◆ **GIVEN REQUEST**
Go through the listing below and gather every line with the word "image".

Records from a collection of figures
___

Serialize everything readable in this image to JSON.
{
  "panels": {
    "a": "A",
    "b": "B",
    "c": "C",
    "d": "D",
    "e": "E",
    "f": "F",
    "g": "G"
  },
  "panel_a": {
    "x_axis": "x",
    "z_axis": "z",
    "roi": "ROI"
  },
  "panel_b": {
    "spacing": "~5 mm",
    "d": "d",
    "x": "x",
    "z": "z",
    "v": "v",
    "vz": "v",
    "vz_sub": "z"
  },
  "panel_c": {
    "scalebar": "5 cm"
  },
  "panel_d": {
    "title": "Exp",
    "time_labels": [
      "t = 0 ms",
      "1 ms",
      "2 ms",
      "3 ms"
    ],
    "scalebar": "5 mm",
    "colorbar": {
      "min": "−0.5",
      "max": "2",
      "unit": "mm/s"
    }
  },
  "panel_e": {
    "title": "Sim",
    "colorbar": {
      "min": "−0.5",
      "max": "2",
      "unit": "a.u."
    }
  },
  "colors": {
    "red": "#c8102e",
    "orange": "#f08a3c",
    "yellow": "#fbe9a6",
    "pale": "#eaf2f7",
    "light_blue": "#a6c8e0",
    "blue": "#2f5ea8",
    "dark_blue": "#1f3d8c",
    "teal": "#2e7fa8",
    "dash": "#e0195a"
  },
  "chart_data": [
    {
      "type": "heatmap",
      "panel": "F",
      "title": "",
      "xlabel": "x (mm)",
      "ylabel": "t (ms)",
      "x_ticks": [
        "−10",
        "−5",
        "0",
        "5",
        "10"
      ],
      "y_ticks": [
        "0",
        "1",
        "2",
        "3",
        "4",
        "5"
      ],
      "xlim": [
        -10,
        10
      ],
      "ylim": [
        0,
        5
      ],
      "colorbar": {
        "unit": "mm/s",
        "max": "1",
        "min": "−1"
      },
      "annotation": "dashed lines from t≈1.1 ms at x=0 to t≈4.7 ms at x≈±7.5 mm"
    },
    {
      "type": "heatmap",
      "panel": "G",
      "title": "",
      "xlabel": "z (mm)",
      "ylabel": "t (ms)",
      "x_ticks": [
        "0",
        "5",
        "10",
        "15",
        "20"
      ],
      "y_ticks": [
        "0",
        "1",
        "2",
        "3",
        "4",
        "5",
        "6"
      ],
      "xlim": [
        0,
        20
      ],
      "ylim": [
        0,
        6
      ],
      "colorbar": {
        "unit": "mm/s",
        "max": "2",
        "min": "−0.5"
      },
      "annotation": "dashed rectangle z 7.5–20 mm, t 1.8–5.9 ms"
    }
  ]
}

___

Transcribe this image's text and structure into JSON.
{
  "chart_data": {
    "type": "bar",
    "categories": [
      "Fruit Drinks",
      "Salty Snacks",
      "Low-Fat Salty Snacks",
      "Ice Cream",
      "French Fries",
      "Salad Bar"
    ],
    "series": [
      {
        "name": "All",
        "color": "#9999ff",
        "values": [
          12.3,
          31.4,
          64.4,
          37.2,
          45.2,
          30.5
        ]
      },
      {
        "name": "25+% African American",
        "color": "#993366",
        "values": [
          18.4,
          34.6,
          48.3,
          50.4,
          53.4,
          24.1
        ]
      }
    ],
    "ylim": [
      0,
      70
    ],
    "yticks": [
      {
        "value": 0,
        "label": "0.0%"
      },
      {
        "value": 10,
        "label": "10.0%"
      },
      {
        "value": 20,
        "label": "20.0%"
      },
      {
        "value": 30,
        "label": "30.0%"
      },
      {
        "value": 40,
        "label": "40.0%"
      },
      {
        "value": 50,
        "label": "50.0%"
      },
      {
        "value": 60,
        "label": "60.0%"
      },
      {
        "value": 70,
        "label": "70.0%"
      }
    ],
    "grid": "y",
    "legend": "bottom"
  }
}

___

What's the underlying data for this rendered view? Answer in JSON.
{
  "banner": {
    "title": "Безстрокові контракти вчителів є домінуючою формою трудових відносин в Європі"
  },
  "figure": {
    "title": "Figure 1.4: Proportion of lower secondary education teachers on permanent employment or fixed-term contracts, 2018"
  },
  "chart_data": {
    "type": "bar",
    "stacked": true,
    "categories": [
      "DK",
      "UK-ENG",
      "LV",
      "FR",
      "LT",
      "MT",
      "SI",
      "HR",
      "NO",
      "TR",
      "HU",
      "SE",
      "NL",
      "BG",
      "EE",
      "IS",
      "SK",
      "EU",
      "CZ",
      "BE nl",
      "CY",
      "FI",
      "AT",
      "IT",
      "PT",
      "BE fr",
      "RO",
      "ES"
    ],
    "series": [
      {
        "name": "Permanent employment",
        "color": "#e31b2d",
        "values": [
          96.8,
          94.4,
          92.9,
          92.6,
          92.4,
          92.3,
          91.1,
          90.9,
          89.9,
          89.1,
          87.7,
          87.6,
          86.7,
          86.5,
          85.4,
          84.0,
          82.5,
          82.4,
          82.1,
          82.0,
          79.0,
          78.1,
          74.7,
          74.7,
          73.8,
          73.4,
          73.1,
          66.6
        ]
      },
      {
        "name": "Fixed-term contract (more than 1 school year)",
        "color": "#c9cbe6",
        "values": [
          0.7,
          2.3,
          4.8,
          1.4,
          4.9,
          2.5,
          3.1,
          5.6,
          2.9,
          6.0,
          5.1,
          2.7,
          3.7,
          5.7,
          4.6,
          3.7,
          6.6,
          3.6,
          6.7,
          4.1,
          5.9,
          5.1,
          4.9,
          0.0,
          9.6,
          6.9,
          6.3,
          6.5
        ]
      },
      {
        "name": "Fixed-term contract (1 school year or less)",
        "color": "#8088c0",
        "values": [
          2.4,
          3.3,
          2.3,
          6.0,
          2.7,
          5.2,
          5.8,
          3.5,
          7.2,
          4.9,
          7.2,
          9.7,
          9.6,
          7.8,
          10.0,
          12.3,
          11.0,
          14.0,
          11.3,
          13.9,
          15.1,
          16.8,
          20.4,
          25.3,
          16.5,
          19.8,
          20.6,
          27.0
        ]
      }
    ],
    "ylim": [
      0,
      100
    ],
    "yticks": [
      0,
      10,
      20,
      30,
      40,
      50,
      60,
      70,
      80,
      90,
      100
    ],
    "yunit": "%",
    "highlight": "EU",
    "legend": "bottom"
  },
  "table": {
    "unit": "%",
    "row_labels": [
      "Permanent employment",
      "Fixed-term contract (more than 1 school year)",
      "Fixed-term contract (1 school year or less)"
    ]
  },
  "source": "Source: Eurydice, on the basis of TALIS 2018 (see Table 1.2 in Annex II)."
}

___

◆ **TASK RESULT**
Serialize everything readable in this image to JSON.
Transcribe this image's text and structure into JSON.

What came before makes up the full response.